Directions for this task> Reproduce all lines of the listing below in which the word "差异处理状态" occurs.

-- Begin Dataset records --

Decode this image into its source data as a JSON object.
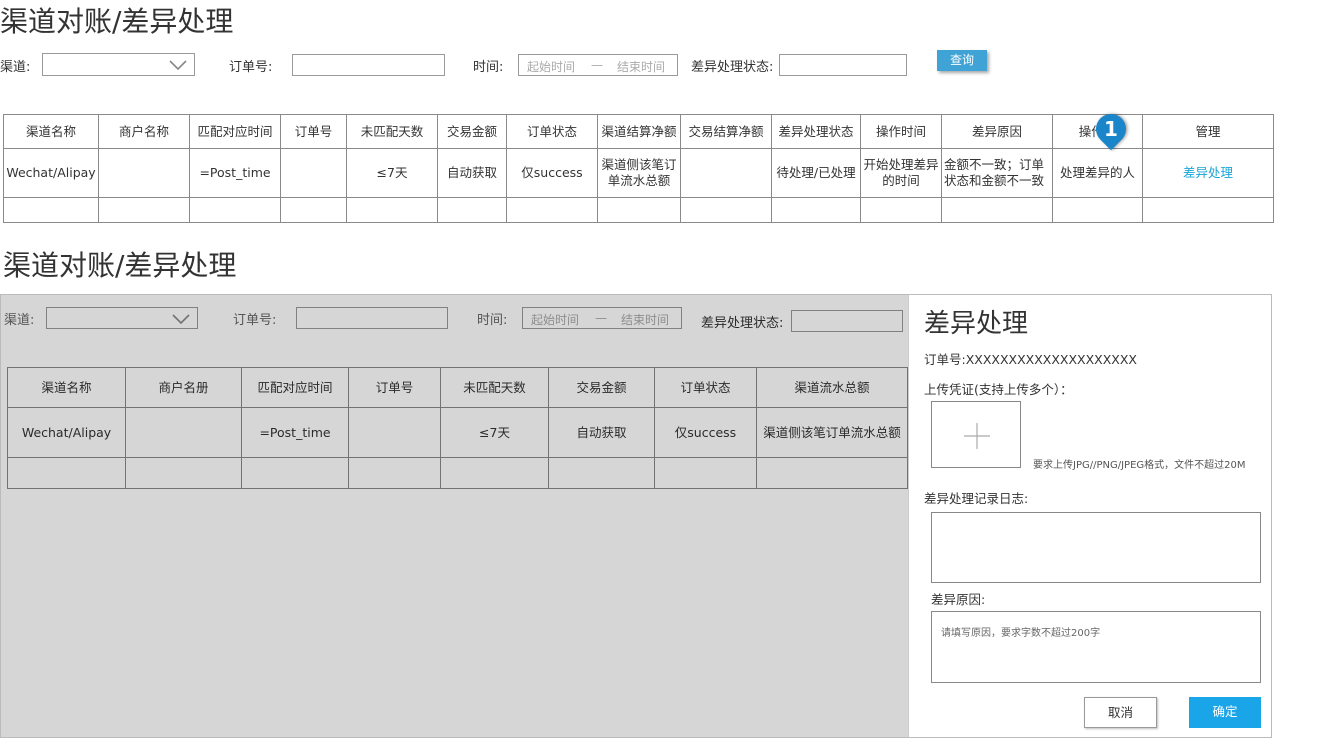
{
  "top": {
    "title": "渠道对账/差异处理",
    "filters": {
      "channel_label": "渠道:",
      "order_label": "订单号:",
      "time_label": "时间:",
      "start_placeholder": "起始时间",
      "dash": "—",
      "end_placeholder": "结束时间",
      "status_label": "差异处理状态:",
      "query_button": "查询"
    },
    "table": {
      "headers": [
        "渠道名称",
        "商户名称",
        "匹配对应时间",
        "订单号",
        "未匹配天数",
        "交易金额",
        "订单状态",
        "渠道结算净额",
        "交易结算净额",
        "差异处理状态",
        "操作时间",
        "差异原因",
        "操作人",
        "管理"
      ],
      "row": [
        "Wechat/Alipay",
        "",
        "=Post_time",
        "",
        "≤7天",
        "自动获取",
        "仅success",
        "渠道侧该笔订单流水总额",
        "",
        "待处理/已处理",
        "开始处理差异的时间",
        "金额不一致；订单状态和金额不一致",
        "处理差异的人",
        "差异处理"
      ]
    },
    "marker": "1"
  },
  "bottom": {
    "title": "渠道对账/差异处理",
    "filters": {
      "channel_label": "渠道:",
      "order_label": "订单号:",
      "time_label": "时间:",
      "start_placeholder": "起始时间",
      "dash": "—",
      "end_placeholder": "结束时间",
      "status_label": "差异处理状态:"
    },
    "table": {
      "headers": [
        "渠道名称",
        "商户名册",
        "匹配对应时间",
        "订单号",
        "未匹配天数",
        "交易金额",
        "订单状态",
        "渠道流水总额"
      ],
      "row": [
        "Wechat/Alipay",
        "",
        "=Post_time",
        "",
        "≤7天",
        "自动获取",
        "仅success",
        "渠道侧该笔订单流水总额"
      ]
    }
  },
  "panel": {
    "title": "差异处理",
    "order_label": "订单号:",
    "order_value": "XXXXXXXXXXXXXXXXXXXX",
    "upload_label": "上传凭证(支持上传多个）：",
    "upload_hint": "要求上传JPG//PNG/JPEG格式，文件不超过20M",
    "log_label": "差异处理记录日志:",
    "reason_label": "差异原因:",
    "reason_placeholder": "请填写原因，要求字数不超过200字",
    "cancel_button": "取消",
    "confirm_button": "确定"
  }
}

-- End Dataset records --
-- Begin Dataset records --

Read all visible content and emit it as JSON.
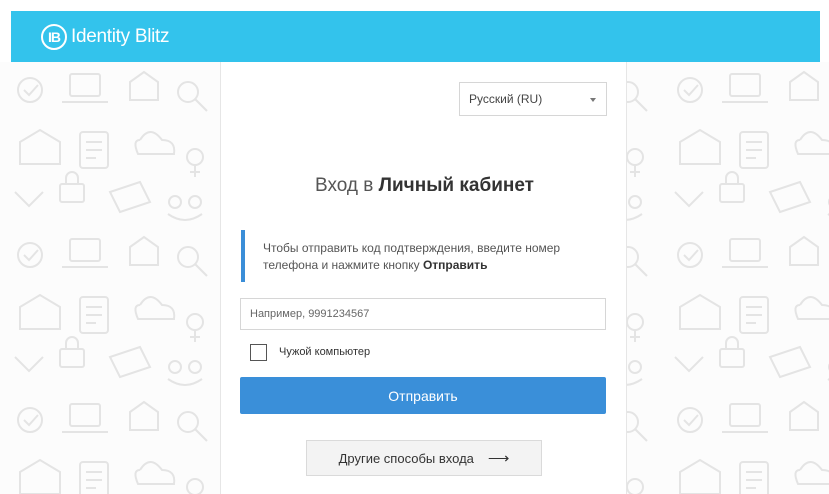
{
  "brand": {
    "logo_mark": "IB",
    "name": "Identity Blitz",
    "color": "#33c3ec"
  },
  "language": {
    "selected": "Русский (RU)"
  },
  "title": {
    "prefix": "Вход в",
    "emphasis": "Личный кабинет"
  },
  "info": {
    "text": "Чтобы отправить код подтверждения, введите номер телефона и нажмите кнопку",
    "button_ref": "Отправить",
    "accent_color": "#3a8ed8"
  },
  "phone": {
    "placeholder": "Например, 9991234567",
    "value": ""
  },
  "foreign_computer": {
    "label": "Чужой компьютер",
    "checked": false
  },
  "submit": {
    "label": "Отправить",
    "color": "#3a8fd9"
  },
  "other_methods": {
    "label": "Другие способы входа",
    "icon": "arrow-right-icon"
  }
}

-- End Dataset records --

Output below>
      "status_label": "差异处理状态:",
        "差异处理状态",
      "status_label": "差异处理状态:"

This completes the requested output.